* _Stated goal_
Count every line that holds the string "גולדצויג", then give that number alone.

-- -- --

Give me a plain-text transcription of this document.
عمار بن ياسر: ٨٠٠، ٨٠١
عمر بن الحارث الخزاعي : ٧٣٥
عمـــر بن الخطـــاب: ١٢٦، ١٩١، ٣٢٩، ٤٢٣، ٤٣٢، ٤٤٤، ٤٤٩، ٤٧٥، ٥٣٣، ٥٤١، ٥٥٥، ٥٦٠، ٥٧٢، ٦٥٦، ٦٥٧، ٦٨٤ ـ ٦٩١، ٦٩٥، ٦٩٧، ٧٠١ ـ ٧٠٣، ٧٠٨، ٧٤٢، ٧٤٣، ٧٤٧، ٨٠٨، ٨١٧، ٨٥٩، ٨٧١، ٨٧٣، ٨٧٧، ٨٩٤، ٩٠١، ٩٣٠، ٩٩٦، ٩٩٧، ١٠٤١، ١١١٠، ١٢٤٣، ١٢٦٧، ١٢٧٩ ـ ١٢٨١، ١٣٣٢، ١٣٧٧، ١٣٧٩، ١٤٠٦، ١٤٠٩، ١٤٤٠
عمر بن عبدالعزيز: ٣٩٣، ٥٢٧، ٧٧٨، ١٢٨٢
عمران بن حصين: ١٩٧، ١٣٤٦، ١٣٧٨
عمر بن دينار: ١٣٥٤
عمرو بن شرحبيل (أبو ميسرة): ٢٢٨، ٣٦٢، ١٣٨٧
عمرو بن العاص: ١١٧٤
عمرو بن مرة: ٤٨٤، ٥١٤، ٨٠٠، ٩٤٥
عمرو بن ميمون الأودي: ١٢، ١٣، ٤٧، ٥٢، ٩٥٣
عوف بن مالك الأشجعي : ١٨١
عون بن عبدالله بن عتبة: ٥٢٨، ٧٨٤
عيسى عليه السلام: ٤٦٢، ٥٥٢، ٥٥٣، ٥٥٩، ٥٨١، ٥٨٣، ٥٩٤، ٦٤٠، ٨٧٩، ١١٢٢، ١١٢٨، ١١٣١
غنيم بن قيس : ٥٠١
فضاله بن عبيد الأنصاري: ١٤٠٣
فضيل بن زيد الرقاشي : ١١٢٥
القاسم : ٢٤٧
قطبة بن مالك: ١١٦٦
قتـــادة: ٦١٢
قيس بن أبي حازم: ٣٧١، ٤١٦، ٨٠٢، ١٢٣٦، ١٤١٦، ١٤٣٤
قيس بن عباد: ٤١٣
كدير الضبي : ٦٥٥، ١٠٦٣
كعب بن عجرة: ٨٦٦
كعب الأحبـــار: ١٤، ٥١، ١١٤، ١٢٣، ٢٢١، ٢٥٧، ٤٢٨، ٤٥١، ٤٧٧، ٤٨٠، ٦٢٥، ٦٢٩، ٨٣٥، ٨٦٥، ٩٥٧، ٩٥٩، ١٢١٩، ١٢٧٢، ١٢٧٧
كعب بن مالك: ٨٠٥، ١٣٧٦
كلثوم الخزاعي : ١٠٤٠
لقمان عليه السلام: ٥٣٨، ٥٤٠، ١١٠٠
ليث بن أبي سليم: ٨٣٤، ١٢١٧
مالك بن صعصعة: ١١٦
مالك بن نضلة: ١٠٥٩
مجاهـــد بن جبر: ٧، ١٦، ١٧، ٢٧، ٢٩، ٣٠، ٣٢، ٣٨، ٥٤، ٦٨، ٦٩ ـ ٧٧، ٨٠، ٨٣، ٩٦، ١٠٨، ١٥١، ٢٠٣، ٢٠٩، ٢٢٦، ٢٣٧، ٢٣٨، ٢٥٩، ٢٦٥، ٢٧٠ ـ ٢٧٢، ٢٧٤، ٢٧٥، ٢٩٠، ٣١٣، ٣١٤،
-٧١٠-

-- -- --

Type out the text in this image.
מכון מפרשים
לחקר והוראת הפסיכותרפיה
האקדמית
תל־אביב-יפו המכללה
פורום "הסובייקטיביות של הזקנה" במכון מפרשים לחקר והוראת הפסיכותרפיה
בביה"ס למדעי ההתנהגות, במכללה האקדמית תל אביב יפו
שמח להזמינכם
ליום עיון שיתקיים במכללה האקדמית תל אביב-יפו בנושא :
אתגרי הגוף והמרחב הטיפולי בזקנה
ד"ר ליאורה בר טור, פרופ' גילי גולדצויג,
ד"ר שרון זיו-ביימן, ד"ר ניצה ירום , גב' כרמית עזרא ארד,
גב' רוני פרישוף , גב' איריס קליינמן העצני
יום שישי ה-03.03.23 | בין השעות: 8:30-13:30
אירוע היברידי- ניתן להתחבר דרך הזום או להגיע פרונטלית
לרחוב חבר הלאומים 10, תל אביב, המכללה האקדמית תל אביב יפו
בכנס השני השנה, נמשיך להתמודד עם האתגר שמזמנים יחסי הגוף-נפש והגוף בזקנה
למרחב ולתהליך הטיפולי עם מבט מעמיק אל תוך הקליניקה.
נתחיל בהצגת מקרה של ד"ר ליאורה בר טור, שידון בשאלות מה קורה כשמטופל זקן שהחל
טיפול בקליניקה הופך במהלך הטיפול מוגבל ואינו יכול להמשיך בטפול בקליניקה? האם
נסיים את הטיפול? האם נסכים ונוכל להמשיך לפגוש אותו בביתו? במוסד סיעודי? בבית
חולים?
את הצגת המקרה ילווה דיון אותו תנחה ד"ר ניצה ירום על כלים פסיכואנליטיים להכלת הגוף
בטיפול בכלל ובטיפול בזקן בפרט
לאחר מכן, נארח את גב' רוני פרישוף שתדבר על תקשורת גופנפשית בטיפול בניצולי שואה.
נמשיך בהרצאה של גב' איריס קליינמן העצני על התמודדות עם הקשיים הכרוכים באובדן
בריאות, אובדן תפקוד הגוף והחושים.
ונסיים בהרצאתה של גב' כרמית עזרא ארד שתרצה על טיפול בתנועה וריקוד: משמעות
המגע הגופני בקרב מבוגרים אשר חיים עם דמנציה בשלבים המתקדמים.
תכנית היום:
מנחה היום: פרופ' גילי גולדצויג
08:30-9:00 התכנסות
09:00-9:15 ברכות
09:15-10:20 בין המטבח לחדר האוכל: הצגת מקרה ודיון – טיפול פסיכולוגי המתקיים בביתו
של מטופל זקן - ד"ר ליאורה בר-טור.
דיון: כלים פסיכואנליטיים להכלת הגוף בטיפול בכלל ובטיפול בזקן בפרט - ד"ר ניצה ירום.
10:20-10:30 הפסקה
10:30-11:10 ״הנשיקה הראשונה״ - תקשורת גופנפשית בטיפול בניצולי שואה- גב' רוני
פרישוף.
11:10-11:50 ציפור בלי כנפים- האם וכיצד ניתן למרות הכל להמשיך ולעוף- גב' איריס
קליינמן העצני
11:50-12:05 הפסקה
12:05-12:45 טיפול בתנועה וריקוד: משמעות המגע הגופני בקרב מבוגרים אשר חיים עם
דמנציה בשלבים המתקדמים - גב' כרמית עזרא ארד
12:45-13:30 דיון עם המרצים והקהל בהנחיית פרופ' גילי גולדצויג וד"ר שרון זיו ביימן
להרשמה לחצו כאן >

-- -- --

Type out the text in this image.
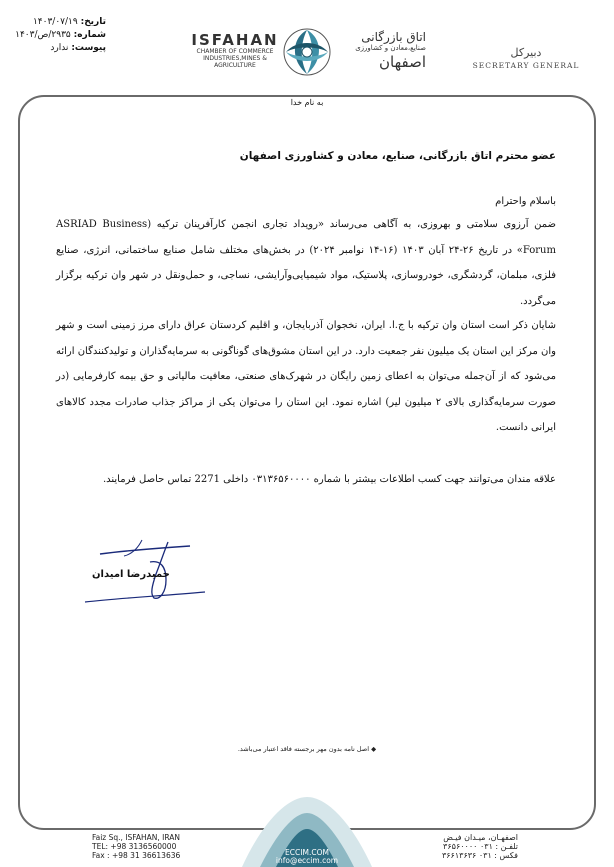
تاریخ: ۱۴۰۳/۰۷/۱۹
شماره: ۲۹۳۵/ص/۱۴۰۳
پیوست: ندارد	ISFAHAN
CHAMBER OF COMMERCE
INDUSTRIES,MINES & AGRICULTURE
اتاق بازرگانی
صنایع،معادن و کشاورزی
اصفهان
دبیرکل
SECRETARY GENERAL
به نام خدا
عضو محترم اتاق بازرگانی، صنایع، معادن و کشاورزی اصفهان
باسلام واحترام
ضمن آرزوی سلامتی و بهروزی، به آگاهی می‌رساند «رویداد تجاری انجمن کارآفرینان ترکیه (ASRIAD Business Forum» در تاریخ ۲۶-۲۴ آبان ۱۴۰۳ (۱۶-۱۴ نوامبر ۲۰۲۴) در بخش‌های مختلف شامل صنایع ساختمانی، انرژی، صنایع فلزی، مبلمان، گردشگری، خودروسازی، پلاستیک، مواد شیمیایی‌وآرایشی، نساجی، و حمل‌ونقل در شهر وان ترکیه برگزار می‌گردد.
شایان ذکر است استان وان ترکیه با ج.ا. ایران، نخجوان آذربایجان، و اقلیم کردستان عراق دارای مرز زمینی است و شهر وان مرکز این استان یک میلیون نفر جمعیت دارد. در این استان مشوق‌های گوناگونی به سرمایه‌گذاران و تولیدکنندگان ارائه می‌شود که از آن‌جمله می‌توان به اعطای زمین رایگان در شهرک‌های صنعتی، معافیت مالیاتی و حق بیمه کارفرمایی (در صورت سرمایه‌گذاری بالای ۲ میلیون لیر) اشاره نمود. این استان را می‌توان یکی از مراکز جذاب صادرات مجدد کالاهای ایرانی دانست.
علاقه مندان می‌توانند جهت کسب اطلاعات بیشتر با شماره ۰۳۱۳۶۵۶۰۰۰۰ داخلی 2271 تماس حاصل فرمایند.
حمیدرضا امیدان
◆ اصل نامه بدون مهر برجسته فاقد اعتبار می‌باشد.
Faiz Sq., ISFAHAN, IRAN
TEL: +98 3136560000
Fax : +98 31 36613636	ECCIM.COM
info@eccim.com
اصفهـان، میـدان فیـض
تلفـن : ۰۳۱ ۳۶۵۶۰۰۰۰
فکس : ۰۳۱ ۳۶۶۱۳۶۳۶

-- -- --

* _Correct result_
3